**YOUR TASK**
State how many lines of the items below contain the string "time". Reply with the number alone.

'''

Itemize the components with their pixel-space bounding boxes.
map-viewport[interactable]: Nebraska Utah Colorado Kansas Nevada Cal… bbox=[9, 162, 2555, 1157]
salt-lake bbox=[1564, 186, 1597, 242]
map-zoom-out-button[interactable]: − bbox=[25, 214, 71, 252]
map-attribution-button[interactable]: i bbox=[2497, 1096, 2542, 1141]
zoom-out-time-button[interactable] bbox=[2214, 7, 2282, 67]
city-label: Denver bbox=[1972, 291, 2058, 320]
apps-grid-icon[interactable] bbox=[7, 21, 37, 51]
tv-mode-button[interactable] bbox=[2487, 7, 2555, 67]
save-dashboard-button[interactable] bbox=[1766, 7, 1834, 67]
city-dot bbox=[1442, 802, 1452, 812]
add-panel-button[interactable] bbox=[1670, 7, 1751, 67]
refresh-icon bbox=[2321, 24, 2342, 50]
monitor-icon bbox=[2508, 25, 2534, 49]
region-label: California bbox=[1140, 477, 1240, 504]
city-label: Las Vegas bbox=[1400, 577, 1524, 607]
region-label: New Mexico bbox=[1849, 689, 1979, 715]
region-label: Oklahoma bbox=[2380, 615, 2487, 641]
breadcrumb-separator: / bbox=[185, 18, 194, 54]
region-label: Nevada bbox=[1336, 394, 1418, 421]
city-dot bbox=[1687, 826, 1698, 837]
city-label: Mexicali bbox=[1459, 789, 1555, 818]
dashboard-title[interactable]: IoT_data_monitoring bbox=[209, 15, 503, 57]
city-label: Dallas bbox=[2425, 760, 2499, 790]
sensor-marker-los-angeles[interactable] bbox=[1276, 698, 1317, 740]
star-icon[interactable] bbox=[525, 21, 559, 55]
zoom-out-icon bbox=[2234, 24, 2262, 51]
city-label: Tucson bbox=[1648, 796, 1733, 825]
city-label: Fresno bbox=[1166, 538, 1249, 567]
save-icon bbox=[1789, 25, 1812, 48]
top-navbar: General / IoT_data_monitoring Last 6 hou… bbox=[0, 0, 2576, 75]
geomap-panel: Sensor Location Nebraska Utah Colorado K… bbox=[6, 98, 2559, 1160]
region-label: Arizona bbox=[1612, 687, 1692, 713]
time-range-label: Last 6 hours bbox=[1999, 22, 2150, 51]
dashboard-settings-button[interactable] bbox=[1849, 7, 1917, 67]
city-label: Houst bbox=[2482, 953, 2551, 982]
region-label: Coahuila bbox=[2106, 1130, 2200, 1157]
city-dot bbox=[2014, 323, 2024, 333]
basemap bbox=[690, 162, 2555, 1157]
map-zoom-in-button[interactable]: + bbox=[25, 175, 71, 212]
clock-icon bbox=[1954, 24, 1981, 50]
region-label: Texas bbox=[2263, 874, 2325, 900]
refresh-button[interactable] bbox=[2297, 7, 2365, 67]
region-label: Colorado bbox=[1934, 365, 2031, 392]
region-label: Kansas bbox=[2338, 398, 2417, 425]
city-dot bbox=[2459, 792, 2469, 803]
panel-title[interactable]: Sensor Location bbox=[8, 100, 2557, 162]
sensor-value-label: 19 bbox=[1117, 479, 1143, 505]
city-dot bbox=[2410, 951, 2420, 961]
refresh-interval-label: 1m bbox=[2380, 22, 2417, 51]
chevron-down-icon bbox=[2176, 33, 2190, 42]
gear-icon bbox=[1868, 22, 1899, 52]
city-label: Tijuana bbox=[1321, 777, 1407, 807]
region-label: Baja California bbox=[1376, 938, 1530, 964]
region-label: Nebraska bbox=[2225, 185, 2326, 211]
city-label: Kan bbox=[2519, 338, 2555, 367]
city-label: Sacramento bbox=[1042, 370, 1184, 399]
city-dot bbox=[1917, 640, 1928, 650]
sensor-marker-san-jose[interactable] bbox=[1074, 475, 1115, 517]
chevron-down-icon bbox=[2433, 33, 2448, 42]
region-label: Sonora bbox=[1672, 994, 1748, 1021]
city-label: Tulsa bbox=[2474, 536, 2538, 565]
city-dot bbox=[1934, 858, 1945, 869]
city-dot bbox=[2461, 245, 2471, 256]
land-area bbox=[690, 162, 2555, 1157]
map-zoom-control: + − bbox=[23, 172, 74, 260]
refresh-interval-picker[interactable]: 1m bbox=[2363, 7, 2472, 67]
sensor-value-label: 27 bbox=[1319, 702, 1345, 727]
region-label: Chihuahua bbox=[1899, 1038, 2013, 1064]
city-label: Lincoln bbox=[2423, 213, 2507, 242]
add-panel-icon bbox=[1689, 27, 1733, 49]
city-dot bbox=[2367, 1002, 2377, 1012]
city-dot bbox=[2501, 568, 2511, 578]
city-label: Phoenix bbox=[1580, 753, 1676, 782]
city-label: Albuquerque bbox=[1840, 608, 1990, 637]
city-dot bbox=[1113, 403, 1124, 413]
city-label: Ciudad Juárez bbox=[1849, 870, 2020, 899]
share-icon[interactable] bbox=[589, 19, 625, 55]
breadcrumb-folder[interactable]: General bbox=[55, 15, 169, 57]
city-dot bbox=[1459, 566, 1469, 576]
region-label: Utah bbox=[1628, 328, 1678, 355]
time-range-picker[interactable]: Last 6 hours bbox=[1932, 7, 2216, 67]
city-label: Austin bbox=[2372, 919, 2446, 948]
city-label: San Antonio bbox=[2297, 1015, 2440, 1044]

'''

**FULL SOLUTION**
3